BEGIN Input data

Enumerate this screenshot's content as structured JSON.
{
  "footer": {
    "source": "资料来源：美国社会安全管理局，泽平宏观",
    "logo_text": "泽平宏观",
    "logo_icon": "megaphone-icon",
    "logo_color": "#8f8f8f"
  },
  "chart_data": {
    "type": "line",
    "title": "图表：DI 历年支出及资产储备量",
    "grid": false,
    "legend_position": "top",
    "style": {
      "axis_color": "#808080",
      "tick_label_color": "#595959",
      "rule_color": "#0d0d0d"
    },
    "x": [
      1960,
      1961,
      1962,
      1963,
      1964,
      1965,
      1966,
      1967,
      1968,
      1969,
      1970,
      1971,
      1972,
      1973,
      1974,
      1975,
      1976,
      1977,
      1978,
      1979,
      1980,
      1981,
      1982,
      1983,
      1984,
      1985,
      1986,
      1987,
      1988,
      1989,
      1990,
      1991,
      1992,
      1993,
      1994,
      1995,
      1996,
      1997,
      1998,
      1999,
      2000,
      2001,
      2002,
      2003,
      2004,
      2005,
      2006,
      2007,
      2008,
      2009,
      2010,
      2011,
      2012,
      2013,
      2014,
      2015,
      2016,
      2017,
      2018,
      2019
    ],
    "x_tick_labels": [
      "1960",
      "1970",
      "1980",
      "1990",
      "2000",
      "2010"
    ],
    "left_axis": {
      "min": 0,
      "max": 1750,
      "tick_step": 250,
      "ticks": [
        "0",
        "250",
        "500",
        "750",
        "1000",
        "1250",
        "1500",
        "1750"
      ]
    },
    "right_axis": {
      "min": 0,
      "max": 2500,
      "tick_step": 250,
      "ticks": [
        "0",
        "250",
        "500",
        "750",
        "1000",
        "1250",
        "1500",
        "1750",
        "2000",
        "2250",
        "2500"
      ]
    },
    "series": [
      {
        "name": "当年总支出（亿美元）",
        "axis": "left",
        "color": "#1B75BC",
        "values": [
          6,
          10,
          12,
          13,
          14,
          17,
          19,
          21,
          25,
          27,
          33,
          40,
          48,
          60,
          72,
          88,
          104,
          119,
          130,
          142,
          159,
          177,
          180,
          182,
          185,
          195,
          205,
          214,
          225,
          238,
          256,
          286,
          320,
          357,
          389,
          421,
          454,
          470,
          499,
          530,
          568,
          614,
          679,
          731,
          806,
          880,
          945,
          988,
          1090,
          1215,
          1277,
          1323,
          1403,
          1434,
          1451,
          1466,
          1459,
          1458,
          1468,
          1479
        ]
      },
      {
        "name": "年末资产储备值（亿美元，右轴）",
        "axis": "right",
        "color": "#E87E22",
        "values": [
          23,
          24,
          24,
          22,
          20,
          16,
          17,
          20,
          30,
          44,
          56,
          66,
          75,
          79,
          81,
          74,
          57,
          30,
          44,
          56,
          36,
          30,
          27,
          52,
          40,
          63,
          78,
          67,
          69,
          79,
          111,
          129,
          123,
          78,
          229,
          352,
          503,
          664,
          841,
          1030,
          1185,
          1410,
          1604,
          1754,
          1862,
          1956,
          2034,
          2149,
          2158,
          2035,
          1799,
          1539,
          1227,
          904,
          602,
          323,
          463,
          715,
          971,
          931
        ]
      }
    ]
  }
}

END Input data

● Goal
Compute the number of lines above that contain the string "泽平宏观". Reply with that value only.

● Expected answer
2